§ **Supplied data**:
● ● ●
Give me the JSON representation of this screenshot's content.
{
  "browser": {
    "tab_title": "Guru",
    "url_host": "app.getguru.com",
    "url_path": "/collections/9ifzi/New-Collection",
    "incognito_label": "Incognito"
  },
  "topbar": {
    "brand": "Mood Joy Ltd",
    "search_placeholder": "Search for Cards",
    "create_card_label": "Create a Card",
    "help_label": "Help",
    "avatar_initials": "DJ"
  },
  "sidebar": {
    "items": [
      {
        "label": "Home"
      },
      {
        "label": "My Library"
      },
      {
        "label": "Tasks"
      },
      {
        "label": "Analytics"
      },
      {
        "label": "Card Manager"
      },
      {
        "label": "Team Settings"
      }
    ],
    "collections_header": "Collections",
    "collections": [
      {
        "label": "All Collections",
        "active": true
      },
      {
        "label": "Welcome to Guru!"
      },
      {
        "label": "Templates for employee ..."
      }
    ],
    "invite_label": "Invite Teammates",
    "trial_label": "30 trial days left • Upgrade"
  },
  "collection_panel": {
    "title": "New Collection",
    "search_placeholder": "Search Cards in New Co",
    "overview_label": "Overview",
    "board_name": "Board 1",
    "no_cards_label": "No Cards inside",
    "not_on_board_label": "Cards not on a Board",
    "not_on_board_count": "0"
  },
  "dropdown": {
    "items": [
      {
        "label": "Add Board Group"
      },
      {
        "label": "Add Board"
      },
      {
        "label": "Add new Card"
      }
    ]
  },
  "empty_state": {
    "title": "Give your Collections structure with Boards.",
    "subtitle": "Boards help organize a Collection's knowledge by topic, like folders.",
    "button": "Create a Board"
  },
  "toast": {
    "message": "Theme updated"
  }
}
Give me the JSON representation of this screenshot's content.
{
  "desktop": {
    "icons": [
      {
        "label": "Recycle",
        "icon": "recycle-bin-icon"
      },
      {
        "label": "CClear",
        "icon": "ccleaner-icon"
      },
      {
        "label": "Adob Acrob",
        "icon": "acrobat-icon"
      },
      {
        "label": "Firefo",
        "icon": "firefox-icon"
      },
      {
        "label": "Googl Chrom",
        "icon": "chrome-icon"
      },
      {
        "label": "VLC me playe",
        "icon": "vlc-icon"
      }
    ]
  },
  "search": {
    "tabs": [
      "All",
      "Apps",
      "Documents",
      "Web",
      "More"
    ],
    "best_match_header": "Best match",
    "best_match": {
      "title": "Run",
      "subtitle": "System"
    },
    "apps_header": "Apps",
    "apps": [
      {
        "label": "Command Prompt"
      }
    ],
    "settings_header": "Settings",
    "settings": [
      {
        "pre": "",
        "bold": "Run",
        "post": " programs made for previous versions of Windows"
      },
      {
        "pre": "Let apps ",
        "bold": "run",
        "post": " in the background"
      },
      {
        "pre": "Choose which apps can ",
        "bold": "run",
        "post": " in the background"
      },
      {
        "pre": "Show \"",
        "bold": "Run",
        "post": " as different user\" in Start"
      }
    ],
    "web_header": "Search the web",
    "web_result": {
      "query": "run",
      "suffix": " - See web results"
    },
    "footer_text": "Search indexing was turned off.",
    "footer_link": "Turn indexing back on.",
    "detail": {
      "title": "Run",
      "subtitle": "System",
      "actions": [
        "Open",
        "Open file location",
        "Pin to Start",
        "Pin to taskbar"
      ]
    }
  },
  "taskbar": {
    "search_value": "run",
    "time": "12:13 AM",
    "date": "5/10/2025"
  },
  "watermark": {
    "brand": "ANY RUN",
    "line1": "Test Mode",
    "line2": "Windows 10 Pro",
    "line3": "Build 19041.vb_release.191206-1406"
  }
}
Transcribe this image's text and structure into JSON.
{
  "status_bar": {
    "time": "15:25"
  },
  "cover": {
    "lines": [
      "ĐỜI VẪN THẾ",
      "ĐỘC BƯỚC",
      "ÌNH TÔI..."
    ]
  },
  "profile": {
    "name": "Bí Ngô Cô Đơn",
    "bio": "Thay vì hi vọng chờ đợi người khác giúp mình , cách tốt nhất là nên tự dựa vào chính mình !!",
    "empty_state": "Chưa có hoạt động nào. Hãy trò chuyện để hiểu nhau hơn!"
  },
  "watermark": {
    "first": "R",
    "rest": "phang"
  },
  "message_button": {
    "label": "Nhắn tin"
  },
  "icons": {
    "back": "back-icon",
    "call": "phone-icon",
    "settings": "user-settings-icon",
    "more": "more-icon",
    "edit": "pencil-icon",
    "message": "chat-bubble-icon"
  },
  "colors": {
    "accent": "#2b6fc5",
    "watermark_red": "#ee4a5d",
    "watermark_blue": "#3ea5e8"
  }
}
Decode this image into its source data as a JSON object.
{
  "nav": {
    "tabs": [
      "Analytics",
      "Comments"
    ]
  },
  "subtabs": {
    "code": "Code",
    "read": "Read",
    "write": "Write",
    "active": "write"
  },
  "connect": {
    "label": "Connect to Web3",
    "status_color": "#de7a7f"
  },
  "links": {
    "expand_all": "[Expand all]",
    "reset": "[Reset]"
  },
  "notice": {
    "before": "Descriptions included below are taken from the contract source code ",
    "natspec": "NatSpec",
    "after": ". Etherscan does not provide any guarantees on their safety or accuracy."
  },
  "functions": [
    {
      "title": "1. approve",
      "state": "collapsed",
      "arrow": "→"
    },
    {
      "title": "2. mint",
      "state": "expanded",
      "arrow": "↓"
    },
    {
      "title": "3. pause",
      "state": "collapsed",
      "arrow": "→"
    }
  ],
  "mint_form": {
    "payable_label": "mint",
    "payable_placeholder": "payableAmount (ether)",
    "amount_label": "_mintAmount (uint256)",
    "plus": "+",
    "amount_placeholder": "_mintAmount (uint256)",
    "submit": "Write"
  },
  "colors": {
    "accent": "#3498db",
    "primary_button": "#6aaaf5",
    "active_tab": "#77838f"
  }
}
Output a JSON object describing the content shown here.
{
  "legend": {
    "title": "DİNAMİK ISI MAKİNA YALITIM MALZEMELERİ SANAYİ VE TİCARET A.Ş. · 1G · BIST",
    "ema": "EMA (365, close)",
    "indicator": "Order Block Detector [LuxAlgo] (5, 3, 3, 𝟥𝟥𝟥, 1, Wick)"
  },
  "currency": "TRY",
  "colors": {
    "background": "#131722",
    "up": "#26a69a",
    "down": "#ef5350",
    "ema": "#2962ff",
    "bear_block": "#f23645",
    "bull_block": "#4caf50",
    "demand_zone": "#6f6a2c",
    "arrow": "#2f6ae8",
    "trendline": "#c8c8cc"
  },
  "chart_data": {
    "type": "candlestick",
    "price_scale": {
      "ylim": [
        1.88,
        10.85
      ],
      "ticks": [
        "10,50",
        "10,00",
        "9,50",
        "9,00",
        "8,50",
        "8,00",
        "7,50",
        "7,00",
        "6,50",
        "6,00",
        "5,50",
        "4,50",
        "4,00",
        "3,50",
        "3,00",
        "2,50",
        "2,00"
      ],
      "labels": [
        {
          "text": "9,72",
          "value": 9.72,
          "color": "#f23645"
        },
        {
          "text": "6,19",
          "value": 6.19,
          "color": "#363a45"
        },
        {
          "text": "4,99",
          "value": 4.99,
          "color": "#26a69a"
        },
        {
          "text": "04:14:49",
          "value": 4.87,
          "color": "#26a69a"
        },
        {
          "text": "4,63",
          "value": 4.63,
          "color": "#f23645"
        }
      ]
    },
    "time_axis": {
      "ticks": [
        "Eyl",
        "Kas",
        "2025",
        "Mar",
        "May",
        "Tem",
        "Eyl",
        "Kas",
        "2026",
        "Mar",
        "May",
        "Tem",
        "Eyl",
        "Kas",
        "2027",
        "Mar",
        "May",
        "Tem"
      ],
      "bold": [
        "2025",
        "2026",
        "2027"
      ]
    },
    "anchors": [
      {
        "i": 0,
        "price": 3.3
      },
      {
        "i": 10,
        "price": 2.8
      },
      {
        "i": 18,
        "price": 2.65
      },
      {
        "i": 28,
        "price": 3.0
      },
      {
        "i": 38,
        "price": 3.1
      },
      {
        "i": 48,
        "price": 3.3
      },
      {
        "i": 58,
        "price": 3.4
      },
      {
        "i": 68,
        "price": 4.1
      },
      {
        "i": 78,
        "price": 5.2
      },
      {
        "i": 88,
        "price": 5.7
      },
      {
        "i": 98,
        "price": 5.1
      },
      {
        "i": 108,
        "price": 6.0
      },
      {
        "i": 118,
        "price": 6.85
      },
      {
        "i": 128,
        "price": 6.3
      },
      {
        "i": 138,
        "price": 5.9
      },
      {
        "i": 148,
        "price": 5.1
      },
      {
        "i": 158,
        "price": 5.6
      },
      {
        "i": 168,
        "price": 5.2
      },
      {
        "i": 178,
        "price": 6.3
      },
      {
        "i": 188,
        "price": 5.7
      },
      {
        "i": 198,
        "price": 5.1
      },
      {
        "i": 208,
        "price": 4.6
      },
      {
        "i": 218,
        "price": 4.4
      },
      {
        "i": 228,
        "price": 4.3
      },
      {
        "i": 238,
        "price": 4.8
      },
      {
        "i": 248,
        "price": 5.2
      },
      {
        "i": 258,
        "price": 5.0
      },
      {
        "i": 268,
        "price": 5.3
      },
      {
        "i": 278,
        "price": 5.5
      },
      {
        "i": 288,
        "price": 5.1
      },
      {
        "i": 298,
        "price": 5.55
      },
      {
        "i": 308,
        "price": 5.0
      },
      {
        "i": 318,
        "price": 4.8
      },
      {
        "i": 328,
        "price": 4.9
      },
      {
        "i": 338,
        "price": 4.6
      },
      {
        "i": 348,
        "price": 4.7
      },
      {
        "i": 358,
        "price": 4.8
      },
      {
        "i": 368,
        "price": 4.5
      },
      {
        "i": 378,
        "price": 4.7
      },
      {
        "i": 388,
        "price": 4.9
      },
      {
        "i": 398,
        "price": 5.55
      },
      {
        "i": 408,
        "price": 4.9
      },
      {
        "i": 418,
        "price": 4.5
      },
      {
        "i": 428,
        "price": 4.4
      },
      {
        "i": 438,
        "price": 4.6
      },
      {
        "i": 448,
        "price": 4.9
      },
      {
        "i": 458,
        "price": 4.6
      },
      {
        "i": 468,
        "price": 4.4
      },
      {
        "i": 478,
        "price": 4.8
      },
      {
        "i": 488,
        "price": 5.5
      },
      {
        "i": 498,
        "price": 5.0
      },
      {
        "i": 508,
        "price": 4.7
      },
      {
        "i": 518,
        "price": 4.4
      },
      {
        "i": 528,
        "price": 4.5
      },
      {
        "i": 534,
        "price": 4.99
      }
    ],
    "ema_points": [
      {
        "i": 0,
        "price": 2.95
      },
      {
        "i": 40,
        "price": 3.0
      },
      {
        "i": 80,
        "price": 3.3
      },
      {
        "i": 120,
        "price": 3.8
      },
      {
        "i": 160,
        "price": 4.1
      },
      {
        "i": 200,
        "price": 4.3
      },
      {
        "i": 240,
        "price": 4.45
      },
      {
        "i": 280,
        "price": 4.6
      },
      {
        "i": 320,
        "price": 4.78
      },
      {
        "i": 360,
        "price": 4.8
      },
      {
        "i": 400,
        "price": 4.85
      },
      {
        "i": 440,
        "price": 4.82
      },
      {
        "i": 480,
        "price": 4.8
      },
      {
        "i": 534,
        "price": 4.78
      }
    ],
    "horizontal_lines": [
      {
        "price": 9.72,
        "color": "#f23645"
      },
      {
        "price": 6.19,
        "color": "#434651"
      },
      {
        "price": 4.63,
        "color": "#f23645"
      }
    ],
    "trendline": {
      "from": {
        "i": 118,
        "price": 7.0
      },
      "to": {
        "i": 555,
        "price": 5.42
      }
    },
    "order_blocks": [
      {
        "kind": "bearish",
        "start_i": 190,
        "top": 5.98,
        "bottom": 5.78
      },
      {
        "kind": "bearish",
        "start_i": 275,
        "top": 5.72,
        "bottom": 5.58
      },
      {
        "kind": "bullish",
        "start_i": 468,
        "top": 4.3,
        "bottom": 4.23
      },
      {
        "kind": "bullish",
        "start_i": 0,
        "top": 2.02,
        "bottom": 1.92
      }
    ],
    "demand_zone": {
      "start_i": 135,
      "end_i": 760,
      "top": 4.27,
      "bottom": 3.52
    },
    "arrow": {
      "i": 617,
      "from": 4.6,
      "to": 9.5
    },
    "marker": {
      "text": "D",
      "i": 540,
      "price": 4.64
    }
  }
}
● ● ●
Look through the entries above for the word "Boards". Copy every line where it shows up.

§ **Answer below**:
    "title": "Give your Collections structure with Boards.",
    "subtitle": "Boards help organize a Collection's knowledge by topic, like folders.",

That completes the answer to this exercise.